◆ **Data to use**

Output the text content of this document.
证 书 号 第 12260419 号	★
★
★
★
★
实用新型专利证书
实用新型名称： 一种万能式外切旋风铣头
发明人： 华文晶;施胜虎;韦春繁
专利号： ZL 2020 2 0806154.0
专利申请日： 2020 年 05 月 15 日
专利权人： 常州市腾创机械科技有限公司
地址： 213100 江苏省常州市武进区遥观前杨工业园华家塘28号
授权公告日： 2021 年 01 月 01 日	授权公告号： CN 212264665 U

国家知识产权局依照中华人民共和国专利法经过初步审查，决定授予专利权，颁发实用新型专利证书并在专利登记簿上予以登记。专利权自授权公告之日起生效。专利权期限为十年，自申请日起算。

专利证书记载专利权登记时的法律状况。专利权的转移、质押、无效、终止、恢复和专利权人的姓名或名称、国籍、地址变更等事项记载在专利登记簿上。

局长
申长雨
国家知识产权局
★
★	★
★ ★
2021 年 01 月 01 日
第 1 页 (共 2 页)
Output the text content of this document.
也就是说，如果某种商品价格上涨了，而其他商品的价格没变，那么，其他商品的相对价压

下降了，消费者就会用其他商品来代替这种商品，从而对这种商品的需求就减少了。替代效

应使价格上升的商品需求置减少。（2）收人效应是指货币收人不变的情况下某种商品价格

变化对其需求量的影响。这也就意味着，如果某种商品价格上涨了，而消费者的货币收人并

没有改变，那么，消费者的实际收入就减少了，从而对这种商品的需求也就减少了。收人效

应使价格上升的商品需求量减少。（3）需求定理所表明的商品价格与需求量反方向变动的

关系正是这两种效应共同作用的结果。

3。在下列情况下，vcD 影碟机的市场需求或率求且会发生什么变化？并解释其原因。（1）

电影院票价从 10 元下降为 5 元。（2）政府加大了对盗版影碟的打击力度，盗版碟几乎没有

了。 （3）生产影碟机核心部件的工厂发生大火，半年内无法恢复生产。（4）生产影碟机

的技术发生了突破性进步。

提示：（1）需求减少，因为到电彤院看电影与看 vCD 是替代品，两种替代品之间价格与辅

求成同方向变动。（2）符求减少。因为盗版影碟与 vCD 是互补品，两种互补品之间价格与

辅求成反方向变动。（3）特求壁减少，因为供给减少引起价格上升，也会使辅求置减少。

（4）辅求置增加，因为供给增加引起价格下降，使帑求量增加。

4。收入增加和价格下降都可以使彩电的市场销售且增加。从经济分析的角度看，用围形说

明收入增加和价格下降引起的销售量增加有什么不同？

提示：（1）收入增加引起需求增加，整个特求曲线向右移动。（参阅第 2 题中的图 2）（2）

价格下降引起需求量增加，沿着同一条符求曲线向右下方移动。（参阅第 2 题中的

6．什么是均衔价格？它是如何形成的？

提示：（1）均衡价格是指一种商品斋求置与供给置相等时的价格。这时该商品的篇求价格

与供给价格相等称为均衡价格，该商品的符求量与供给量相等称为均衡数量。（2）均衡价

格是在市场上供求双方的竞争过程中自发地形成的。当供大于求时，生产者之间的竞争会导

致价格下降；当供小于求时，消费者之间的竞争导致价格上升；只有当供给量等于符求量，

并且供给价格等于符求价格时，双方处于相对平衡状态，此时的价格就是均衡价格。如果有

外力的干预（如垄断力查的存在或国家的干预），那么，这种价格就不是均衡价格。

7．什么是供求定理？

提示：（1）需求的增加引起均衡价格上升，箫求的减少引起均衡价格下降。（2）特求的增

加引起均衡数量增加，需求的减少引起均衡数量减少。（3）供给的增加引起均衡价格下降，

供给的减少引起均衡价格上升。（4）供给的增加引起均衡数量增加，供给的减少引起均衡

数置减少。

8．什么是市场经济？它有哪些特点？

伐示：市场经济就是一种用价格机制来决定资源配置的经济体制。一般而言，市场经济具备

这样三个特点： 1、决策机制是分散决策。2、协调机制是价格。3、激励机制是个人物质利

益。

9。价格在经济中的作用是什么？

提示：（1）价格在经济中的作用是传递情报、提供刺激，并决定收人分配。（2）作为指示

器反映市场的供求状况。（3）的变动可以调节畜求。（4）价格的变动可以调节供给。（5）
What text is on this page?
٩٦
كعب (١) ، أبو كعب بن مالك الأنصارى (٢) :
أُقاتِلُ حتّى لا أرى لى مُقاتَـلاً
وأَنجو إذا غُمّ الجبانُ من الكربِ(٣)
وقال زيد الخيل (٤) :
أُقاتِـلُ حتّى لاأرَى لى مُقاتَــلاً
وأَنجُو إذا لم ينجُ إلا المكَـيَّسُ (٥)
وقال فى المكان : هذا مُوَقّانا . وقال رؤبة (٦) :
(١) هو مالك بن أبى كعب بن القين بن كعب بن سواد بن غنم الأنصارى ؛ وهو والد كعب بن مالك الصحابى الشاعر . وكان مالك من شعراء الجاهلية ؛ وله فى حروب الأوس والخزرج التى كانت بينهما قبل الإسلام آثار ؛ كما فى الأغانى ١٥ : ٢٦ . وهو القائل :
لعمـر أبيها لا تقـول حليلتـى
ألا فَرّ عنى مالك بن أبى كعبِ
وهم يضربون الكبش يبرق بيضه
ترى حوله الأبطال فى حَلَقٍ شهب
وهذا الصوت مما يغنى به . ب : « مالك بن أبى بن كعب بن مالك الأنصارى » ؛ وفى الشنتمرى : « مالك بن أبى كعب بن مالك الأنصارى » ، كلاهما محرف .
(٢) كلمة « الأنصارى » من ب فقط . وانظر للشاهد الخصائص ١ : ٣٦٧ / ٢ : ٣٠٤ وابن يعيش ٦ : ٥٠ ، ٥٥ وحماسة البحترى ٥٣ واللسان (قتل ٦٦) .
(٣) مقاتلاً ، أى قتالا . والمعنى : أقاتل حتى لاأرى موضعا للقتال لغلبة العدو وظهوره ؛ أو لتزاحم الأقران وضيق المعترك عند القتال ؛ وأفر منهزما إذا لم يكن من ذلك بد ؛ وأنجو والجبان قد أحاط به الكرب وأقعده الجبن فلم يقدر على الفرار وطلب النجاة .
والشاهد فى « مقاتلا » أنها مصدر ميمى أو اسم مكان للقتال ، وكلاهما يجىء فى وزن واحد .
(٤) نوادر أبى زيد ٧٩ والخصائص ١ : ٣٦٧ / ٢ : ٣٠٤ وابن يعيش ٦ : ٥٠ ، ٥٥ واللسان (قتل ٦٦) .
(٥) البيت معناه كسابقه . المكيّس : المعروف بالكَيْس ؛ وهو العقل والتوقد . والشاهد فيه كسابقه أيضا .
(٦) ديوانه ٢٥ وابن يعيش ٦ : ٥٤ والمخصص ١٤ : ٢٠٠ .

◆ **Problem to work on**
Output all records verbatim.

◆ **Full response**
Output the text content of this document.
证 书 号 第 12260419 号	★
★
★
★
★
实用新型专利证书
实用新型名称： 一种万能式外切旋风铣头
发明人： 华文晶;施胜虎;韦春繁
专利号： ZL 2020 2 0806154.0
专利申请日： 2020 年 05 月 15 日
专利权人： 常州市腾创机械科技有限公司
地址： 213100 江苏省常州市武进区遥观前杨工业园华家塘28号
授权公告日： 2021 年 01 月 01 日	授权公告号： CN 212264665 U

国家知识产权局依照中华人民共和国专利法经过初步审查，决定授予专利权，颁发实用新型专利证书并在专利登记簿上予以登记。专利权自授权公告之日起生效。专利权期限为十年，自申请日起算。

专利证书记载专利权登记时的法律状况。专利权的转移、质押、无效、终止、恢复和专利权人的姓名或名称、国籍、地址变更等事项记载在专利登记簿上。

局长
申长雨
国家知识产权局
★
★	★
★ ★
2021 年 01 月 01 日
第 1 页 (共 2 页)
Output the text content of this document.
也就是说，如果某种商品价格上涨了，而其他商品的价格没变，那么，其他商品的相对价压

下降了，消费者就会用其他商品来代替这种商品，从而对这种商品的需求就减少了。替代效

应使价格上升的商品需求置减少。（2）收人效应是指货币收人不变的情况下某种商品价格

变化对其需求量的影响。这也就意味着，如果某种商品价格上涨了，而消费者的货币收人并

没有改变，那么，消费者的实际收入就减少了，从而对这种商品的需求也就减少了。收人效

应使价格上升的商品需求量减少。（3）需求定理所表明的商品价格与需求量反方向变动的

关系正是这两种效应共同作用的结果。

3。在下列情况下，vcD 影碟机的市场需求或率求且会发生什么变化？并解释其原因。（1）

电影院票价从 10 元下降为 5 元。（2）政府加大了对盗版影碟的打击力度，盗版碟几乎没有

了。 （3）生产影碟机核心部件的工厂发生大火，半年内无法恢复生产。（4）生产影碟机

的技术发生了突破性进步。

提示：（1）需求减少，因为到电彤院看电影与看 vCD 是替代品，两种替代品之间价格与辅

求成同方向变动。（2）符求减少。因为盗版影碟与 vCD 是互补品，两种互补品之间价格与

辅求成反方向变动。（3）特求壁减少，因为供给减少引起价格上升，也会使辅求置减少。

（4）辅求置增加，因为供给增加引起价格下降，使帑求量增加。

4。收入增加和价格下降都可以使彩电的市场销售且增加。从经济分析的角度看，用围形说

明收入增加和价格下降引起的销售量增加有什么不同？

提示：（1）收入增加引起需求增加，整个特求曲线向右移动。（参阅第 2 题中的图 2）（2）

价格下降引起需求量增加，沿着同一条符求曲线向右下方移动。（参阅第 2 题中的

6．什么是均衔价格？它是如何形成的？

提示：（1）均衡价格是指一种商品斋求置与供给置相等时的价格。这时该商品的篇求价格

与供给价格相等称为均衡价格，该商品的符求量与供给量相等称为均衡数量。（2）均衡价

格是在市场上供求双方的竞争过程中自发地形成的。当供大于求时，生产者之间的竞争会导

致价格下降；当供小于求时，消费者之间的竞争导致价格上升；只有当供给量等于符求量，

并且供给价格等于符求价格时，双方处于相对平衡状态，此时的价格就是均衡价格。如果有

外力的干预（如垄断力查的存在或国家的干预），那么，这种价格就不是均衡价格。

7．什么是供求定理？

提示：（1）需求的增加引起均衡价格上升，箫求的减少引起均衡价格下降。（2）特求的增

加引起均衡数量增加，需求的减少引起均衡数量减少。（3）供给的增加引起均衡价格下降，

供给的减少引起均衡价格上升。（4）供给的增加引起均衡数量增加，供给的减少引起均衡

数置减少。

8．什么是市场经济？它有哪些特点？

伐示：市场经济就是一种用价格机制来决定资源配置的经济体制。一般而言，市场经济具备

这样三个特点： 1、决策机制是分散决策。2、协调机制是价格。3、激励机制是个人物质利

益。

9。价格在经济中的作用是什么？

提示：（1）价格在经济中的作用是传递情报、提供刺激，并决定收人分配。（2）作为指示

器反映市场的供求状况。（3）的变动可以调节畜求。（4）价格的变动可以调节供给。（5）
What text is on this page?
٩٦
كعب (١) ، أبو كعب بن مالك الأنصارى (٢) :
أُقاتِلُ حتّى لا أرى لى مُقاتَـلاً
وأَنجو إذا غُمّ الجبانُ من الكربِ(٣)
وقال زيد الخيل (٤) :
أُقاتِـلُ حتّى لاأرَى لى مُقاتَــلاً
وأَنجُو إذا لم ينجُ إلا المكَـيَّسُ (٥)
وقال فى المكان : هذا مُوَقّانا . وقال رؤبة (٦) :
(١) هو مالك بن أبى كعب بن القين بن كعب بن سواد بن غنم الأنصارى ؛ وهو والد كعب بن مالك الصحابى الشاعر . وكان مالك من شعراء الجاهلية ؛ وله فى حروب الأوس والخزرج التى كانت بينهما قبل الإسلام آثار ؛ كما فى الأغانى ١٥ : ٢٦ . وهو القائل :
لعمـر أبيها لا تقـول حليلتـى
ألا فَرّ عنى مالك بن أبى كعبِ
وهم يضربون الكبش يبرق بيضه
ترى حوله الأبطال فى حَلَقٍ شهب
وهذا الصوت مما يغنى به . ب : « مالك بن أبى بن كعب بن مالك الأنصارى » ؛ وفى الشنتمرى : « مالك بن أبى كعب بن مالك الأنصارى » ، كلاهما محرف .
(٢) كلمة « الأنصارى » من ب فقط . وانظر للشاهد الخصائص ١ : ٣٦٧ / ٢ : ٣٠٤ وابن يعيش ٦ : ٥٠ ، ٥٥ وحماسة البحترى ٥٣ واللسان (قتل ٦٦) .
(٣) مقاتلاً ، أى قتالا . والمعنى : أقاتل حتى لاأرى موضعا للقتال لغلبة العدو وظهوره ؛ أو لتزاحم الأقران وضيق المعترك عند القتال ؛ وأفر منهزما إذا لم يكن من ذلك بد ؛ وأنجو والجبان قد أحاط به الكرب وأقعده الجبن فلم يقدر على الفرار وطلب النجاة .
والشاهد فى « مقاتلا » أنها مصدر ميمى أو اسم مكان للقتال ، وكلاهما يجىء فى وزن واحد .
(٤) نوادر أبى زيد ٧٩ والخصائص ١ : ٣٦٧ / ٢ : ٣٠٤ وابن يعيش ٦ : ٥٠ ، ٥٥ واللسان (قتل ٦٦) .
(٥) البيت معناه كسابقه . المكيّس : المعروف بالكَيْس ؛ وهو العقل والتوقد . والشاهد فيه كسابقه أيضا .
(٦) ديوانه ٢٥ وابن يعيش ٦ : ٥٤ والمخصص ١٤ : ٢٠٠ .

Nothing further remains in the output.